Problem description → Copy each line exactly. Drop every picture.

---------- Material for this exercise

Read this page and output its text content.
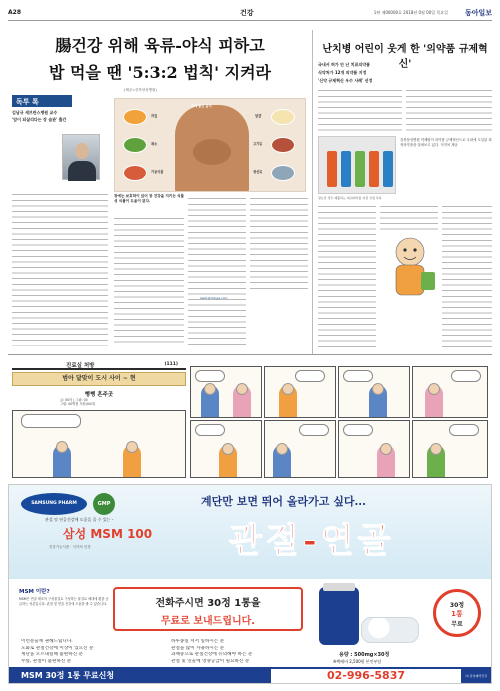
A28	건강	1판 제00000호 2018년 0월 00일 목요일 동아일보
腸건강 위해 육류-야식 피하고
밥 먹을 땐 '5:3:2 법칙' 지켜라
(제공=강북삼성병원)
독투 톡
김남규 세브란스병원 교수
'암이 되살리다는 장 습관' 출간

과일
채소
가공식품
달걀
고기류
생선류
장에 좋은 음식
장에는 보호막이 있어 장 건강을 지키는 식물성 식품이 도움이 된다.
leedr@donga.com
난치병 어린이 웃게 한 '의약품 규제혁신'
국내서 허가 안 난 치료의약품
식약처가 12개 의약품 지정
'신약 규제혁신 우수 사례' 선정
강북삼성병원 약제팀이 의약품 규제혁신으로 국내에 도입된 희귀의약품을 살펴보고 있다. 식약처 제공
필요한 경우 제출하는 희귀의약품 지정 신청 목록
진료실 처방	(111)
범아 달맞이 도시 사이 ~ 현
뻥뻥 혼주곳
글: 00의 | 그림: 00
그림: 00병원 의원(00과)
SAMSUNG PHARM	GMP	계단만 보면 뛰어 올라가고 싶다...
관절 및 연골건강에 도움을 줄 수 있는 -
삼성 MSM 100
건강기능식품 · 식약처 인정	관절-연골
MSM 이란?
MSM은 연골 세포의 구성물질로 구성하는 물질로 체내에 황을 공급하는 성분입니다. 관절 및 연골 건강에 도움을 줄 수 있습니다.	전화주시면 30정 1통을
무료로 보내드립니다.
30정
1통
무료
이런분들께 권해드립니다.	하루종일 서서 일하시는 분
노화로 관절건강에 이상이 있으신 분	관절을 많이 사용하시는 분
계단을 오르내릴때 불편하신 분	과체중으로 관절건강에 유의해야 하는 분
무릎, 관절이 불편하신 분	관절 및 연골에 영양공급이 필요하신 분
용량 : 500mg×30정
※택배비 2,500원 본인부담
MSM 30정 1통 무료신청	02-996-5837	㈜ 삼성제약건강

--------------------

Solution for this task →
Read this page and output its text content.
A28	건강	1판 제00000호 2018년 0월 00일 목요일 동아일보
腸건강 위해 육류-야식 피하고
밥 먹을 땐 '5:3:2 법칙' 지켜라
(제공=강북삼성병원)
독투 톡
김남규 세브란스병원 교수
'암이 되살리다는 장 습관' 출간

과일
채소
가공식품
달걀
고기류
생선류
장에 좋은 음식
장에는 보호막이 있어 장 건강을 지키는 식물성 식품이 도움이 된다.
leedr@donga.com
난치병 어린이 웃게 한 '의약품 규제혁신'
국내서 허가 안 난 치료의약품
식약처가 12개 의약품 지정
'신약 규제혁신 우수 사례' 선정
강북삼성병원 약제팀이 의약품 규제혁신으로 국내에 도입된 희귀의약품을 살펴보고 있다. 식약처 제공
필요한 경우 제출하는 희귀의약품 지정 신청 목록
진료실 처방	(111)
범아 달맞이 도시 사이 ~ 현
뻥뻥 혼주곳
글: 00의 | 그림: 00
그림: 00병원 의원(00과)
SAMSUNG PHARM	GMP	계단만 보면 뛰어 올라가고 싶다...
관절 및 연골건강에 도움을 줄 수 있는 -
삼성 MSM 100
건강기능식품 · 식약처 인정	관절-연골
MSM 이란?
MSM은 연골 세포의 구성물질로 구성하는 물질로 체내에 황을 공급하는 성분입니다. 관절 및 연골 건강에 도움을 줄 수 있습니다.	전화주시면 30정 1통을
무료로 보내드립니다.
30정
1통
무료
이런분들께 권해드립니다.	하루종일 서서 일하시는 분
노화로 관절건강에 이상이 있으신 분	관절을 많이 사용하시는 분
계단을 오르내릴때 불편하신 분	과체중으로 관절건강에 유의해야 하는 분
무릎, 관절이 불편하신 분	관절 및 연골에 영양공급이 필요하신 분
용량 : 500mg×30정
※택배비 2,500원 본인부담
MSM 30정 1통 무료신청	02-996-5837	㈜ 삼성제약건강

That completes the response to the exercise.